**Set exercise**
Reproduce each line from the records that holds "Bias".

◆ ◆ ◆ ◆

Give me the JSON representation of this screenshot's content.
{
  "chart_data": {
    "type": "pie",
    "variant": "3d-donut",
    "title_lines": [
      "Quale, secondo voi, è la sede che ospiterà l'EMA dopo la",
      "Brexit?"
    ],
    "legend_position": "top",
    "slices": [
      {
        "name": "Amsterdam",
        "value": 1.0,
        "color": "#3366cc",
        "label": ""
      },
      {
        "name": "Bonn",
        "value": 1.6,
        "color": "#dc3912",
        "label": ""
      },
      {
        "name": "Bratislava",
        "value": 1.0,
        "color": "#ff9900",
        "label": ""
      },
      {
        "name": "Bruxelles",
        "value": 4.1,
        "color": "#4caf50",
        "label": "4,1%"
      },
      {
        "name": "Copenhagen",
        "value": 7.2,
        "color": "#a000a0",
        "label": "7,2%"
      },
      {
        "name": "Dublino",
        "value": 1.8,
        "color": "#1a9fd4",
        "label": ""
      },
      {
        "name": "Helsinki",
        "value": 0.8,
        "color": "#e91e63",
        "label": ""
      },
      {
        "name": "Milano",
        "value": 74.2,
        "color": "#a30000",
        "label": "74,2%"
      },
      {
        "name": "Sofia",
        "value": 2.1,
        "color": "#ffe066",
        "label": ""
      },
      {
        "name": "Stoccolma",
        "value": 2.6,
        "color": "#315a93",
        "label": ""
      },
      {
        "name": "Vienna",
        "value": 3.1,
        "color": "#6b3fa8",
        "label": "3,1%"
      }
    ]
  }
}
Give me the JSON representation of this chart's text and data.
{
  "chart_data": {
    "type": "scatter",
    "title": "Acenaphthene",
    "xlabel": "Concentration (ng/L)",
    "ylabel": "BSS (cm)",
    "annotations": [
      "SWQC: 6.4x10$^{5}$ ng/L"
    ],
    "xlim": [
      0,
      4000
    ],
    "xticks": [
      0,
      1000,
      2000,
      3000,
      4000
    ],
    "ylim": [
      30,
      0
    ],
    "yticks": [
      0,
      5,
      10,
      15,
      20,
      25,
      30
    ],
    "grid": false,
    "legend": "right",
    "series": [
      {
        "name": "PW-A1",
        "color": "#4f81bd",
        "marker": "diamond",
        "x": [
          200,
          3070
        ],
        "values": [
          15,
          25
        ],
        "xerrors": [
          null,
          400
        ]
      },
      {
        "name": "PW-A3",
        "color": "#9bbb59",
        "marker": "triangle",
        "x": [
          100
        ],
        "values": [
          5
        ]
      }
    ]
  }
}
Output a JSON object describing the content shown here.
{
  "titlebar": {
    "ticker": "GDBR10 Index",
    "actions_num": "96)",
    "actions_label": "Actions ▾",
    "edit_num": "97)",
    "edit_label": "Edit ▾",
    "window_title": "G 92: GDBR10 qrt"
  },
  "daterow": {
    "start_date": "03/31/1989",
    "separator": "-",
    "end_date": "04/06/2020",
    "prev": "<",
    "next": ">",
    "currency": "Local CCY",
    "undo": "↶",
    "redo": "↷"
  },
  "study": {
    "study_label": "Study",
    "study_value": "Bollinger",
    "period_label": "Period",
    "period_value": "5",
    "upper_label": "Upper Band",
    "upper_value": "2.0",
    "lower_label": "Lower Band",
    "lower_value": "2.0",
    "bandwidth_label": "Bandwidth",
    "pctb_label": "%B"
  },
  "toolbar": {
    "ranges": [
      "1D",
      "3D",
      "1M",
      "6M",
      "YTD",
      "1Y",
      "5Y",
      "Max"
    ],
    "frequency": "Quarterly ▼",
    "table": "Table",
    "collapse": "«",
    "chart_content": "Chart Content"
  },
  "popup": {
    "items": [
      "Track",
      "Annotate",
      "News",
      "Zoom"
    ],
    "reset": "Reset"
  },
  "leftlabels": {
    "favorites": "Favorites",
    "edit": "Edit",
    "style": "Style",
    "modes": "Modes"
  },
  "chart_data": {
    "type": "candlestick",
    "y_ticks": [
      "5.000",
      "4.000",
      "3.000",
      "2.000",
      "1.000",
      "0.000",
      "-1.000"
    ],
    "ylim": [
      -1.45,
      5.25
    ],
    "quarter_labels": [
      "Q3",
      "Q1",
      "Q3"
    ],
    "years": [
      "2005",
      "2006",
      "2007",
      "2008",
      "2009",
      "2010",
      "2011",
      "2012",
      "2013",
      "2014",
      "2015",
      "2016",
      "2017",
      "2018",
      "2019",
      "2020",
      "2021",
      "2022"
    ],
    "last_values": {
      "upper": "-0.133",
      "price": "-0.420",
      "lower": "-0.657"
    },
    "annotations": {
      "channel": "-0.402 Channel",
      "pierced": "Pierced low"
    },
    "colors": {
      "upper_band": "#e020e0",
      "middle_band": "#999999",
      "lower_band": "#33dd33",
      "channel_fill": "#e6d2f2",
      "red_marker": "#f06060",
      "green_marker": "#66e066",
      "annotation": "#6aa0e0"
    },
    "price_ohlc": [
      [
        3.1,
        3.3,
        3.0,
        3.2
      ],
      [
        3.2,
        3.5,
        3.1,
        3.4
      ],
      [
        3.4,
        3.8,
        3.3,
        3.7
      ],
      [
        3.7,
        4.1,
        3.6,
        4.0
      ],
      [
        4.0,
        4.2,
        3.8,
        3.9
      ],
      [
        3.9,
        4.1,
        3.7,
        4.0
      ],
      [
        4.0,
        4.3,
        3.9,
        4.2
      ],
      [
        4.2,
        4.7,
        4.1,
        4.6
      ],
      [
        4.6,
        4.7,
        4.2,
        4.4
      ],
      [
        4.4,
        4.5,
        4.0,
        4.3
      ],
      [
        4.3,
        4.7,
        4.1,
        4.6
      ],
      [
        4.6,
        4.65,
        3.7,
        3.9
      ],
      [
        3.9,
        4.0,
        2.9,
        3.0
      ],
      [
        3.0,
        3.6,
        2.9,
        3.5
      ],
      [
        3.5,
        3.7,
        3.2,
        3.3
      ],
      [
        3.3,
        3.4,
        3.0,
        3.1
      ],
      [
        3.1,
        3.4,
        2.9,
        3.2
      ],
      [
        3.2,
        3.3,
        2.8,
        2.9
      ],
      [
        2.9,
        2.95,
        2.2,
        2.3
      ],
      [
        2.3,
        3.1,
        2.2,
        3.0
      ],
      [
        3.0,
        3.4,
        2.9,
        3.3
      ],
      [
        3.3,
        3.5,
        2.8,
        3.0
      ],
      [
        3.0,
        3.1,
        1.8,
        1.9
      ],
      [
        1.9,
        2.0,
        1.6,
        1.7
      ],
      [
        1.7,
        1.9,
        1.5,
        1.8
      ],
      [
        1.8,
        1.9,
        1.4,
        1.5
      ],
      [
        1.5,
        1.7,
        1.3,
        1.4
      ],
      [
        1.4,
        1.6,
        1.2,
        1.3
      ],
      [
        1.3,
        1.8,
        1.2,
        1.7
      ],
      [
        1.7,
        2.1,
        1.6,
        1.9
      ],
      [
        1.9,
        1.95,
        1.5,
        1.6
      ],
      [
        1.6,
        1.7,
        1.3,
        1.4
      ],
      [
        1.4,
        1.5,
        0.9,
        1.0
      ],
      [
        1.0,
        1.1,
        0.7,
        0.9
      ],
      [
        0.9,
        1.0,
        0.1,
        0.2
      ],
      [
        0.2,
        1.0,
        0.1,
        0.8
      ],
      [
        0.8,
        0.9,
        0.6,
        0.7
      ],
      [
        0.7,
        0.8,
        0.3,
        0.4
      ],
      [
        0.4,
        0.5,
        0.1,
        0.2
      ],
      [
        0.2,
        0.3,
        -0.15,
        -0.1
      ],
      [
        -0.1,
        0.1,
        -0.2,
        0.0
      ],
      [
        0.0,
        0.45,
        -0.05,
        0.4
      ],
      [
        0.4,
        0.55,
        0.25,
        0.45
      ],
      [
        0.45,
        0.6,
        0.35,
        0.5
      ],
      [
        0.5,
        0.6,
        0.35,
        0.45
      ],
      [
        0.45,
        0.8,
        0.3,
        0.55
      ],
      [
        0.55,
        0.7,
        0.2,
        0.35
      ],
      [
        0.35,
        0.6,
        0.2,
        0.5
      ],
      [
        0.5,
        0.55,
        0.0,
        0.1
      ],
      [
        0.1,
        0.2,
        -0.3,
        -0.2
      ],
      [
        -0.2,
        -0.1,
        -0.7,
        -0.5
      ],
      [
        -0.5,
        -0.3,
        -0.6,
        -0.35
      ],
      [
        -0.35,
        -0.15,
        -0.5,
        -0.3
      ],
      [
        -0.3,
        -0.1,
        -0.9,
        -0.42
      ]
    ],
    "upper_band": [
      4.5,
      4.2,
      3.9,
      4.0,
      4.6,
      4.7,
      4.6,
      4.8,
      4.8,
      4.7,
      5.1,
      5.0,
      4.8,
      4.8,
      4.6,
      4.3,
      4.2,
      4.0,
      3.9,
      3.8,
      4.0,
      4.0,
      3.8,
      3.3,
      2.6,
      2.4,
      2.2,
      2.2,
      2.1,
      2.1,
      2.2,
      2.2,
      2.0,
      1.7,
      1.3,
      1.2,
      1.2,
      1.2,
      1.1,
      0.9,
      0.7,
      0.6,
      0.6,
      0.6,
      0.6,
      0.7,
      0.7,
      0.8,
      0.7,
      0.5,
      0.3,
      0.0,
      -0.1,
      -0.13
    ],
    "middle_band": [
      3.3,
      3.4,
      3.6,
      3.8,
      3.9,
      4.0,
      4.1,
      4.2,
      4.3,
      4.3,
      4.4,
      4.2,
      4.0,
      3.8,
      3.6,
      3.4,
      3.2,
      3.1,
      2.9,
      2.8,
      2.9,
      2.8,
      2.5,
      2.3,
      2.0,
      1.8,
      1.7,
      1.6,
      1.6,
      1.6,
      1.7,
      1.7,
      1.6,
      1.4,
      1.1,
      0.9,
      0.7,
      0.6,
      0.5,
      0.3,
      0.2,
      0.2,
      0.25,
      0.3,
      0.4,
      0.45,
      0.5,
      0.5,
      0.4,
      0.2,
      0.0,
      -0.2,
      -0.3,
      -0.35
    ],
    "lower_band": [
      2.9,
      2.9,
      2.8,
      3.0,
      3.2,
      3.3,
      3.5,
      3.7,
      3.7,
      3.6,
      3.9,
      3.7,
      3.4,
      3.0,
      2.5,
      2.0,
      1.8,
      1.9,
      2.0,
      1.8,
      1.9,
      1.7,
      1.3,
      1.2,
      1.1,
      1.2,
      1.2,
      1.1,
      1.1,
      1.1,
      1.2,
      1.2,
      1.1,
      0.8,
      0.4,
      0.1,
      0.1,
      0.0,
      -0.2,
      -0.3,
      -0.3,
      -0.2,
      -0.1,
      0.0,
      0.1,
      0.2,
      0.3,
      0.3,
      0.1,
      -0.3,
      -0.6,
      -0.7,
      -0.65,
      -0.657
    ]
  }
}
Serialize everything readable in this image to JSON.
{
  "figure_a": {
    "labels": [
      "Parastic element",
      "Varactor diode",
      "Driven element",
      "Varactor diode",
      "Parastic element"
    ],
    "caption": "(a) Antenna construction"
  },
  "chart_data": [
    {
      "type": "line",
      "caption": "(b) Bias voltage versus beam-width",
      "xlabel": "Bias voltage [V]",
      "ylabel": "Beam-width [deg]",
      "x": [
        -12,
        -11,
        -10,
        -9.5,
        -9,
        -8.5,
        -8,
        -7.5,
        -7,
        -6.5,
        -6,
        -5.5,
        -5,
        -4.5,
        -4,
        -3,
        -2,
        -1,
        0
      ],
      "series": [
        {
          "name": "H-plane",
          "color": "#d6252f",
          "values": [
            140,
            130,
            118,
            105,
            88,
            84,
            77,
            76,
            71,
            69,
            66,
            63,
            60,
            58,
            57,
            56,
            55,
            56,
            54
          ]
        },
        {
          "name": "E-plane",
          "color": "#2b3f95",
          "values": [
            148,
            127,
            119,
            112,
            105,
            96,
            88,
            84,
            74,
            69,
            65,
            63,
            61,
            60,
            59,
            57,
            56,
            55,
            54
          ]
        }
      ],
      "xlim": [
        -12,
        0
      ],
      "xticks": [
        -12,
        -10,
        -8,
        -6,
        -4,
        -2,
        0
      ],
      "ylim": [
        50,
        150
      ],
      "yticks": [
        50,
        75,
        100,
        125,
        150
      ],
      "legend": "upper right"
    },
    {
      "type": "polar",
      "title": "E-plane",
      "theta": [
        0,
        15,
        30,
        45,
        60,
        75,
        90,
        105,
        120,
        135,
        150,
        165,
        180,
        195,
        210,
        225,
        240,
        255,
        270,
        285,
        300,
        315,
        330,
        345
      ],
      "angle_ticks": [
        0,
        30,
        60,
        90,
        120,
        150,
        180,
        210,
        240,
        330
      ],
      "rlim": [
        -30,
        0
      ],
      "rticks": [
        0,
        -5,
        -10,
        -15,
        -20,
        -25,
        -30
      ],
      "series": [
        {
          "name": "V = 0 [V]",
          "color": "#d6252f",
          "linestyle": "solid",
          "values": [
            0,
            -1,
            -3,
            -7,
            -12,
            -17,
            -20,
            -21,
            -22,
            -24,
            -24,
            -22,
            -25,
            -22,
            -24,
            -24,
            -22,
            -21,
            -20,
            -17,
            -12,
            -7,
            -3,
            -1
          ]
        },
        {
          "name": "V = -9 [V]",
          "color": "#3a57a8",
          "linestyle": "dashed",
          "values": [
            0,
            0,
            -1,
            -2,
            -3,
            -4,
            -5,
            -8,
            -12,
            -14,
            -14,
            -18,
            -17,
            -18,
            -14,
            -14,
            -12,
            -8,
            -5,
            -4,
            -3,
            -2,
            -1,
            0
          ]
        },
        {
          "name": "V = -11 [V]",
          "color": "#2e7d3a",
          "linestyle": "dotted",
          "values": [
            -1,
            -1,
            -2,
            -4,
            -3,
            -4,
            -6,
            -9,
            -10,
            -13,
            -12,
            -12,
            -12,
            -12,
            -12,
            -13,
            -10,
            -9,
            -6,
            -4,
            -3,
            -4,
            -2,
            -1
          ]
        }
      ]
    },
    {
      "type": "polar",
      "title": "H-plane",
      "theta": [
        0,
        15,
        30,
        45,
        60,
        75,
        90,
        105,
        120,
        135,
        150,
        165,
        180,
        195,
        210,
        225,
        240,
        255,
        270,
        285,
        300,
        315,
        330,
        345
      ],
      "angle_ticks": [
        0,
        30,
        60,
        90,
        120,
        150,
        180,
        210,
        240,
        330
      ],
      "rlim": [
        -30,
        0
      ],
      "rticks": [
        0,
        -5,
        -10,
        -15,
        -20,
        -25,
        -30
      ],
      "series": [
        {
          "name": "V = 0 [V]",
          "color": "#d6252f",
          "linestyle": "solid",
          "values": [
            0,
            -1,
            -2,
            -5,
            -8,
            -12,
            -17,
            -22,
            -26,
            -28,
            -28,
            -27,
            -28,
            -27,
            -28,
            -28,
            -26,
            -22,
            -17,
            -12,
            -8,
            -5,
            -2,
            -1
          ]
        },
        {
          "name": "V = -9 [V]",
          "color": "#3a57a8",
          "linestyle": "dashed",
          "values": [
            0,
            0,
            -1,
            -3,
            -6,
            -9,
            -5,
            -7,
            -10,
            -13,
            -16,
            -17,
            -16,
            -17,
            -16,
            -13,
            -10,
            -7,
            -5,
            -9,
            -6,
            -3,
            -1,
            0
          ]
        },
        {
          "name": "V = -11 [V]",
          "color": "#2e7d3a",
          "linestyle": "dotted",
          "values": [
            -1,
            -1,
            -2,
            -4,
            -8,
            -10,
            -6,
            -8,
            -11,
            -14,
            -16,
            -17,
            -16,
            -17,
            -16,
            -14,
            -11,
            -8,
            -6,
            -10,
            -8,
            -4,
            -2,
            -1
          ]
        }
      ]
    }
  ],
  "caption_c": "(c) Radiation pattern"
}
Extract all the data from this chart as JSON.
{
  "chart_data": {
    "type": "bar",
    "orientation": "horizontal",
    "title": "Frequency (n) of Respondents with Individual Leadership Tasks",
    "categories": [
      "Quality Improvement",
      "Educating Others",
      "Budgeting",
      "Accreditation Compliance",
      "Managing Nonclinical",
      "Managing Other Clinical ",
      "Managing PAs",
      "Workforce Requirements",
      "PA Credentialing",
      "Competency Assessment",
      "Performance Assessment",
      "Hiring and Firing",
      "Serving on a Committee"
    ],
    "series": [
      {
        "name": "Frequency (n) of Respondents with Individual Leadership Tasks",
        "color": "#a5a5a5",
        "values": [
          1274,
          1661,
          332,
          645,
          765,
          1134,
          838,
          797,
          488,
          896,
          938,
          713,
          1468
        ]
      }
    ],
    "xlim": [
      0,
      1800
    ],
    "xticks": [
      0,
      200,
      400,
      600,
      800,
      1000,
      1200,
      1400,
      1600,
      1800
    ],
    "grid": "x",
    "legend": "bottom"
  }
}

◆ ◆ ◆ ◆

**Solution to this problem**
      "caption": "(b) Bias voltage versus beam-width",
      "xlabel": "Bias voltage [V]",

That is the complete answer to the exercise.